Job: Quote each line of the material verbatim, without the pictures.

** BEGIN Given information **

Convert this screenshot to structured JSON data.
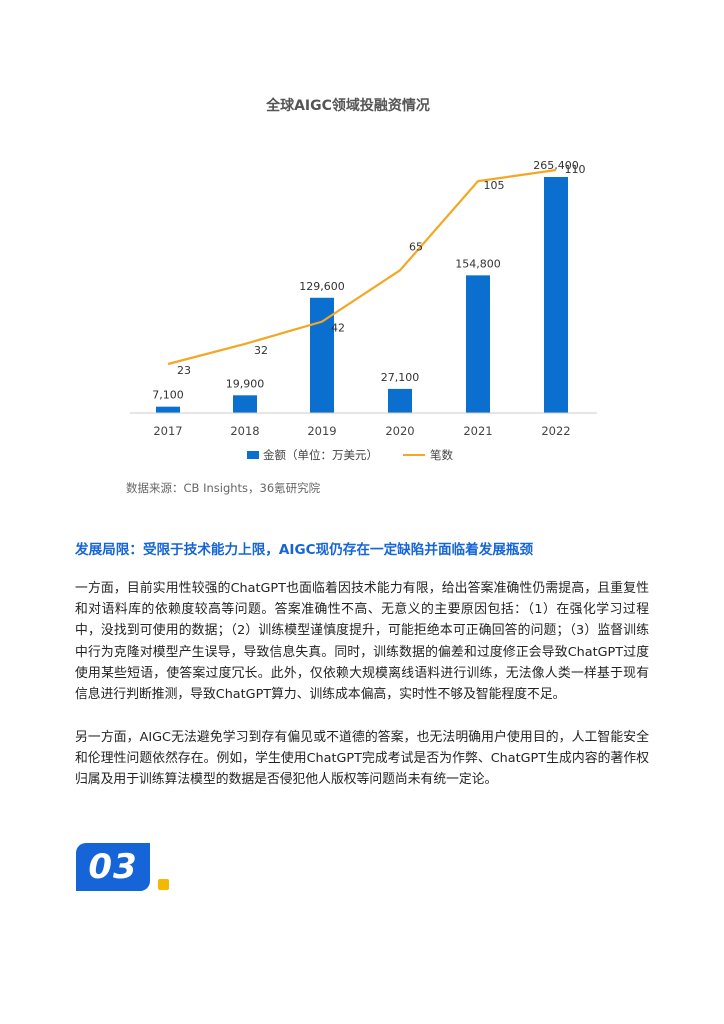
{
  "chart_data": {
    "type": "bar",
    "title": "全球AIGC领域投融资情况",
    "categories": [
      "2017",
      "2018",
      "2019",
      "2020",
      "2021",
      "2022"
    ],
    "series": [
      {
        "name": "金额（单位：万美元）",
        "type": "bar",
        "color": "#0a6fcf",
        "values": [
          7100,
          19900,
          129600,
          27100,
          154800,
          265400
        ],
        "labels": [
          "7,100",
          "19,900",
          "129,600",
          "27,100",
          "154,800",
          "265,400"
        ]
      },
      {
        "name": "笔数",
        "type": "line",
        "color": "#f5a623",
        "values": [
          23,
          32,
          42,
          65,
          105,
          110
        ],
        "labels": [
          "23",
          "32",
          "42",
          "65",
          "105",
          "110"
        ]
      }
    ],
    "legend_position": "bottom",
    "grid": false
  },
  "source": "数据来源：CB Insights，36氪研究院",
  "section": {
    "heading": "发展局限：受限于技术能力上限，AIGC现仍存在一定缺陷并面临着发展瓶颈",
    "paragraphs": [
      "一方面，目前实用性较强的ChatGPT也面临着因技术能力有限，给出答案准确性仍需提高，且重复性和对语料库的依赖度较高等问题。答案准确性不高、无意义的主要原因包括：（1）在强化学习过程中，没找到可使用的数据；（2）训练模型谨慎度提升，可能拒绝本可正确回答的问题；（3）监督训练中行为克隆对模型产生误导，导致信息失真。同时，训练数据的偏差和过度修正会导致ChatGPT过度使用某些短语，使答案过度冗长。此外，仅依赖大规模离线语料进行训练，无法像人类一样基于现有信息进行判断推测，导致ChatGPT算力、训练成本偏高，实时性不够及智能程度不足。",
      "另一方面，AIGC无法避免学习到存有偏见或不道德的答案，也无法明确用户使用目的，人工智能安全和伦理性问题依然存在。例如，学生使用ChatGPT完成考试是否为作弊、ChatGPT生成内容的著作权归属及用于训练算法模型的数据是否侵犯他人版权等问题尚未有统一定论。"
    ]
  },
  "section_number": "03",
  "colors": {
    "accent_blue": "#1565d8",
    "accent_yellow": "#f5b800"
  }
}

** END Given information **

Answer to this task:
Convert this screenshot to structured JSON data.
{
  "chart_data": {
    "type": "bar",
    "title": "全球AIGC领域投融资情况",
    "categories": [
      "2017",
      "2018",
      "2019",
      "2020",
      "2021",
      "2022"
    ],
    "series": [
      {
        "name": "金额（单位：万美元）",
        "type": "bar",
        "color": "#0a6fcf",
        "values": [
          7100,
          19900,
          129600,
          27100,
          154800,
          265400
        ],
        "labels": [
          "7,100",
          "19,900",
          "129,600",
          "27,100",
          "154,800",
          "265,400"
        ]
      },
      {
        "name": "笔数",
        "type": "line",
        "color": "#f5a623",
        "values": [
          23,
          32,
          42,
          65,
          105,
          110
        ],
        "labels": [
          "23",
          "32",
          "42",
          "65",
          "105",
          "110"
        ]
      }
    ],
    "legend_position": "bottom",
    "grid": false
  },
  "source": "数据来源：CB Insights，36氪研究院",
  "section": {
    "heading": "发展局限：受限于技术能力上限，AIGC现仍存在一定缺陷并面临着发展瓶颈",
    "paragraphs": [
      "一方面，目前实用性较强的ChatGPT也面临着因技术能力有限，给出答案准确性仍需提高，且重复性和对语料库的依赖度较高等问题。答案准确性不高、无意义的主要原因包括：（1）在强化学习过程中，没找到可使用的数据；（2）训练模型谨慎度提升，可能拒绝本可正确回答的问题；（3）监督训练中行为克隆对模型产生误导，导致信息失真。同时，训练数据的偏差和过度修正会导致ChatGPT过度使用某些短语，使答案过度冗长。此外，仅依赖大规模离线语料进行训练，无法像人类一样基于现有信息进行判断推测，导致ChatGPT算力、训练成本偏高，实时性不够及智能程度不足。",
      "另一方面，AIGC无法避免学习到存有偏见或不道德的答案，也无法明确用户使用目的，人工智能安全和伦理性问题依然存在。例如，学生使用ChatGPT完成考试是否为作弊、ChatGPT生成内容的著作权归属及用于训练算法模型的数据是否侵犯他人版权等问题尚未有统一定论。"
    ]
  },
  "section_number": "03",
  "colors": {
    "accent_blue": "#1565d8",
    "accent_yellow": "#f5b800"
  }
}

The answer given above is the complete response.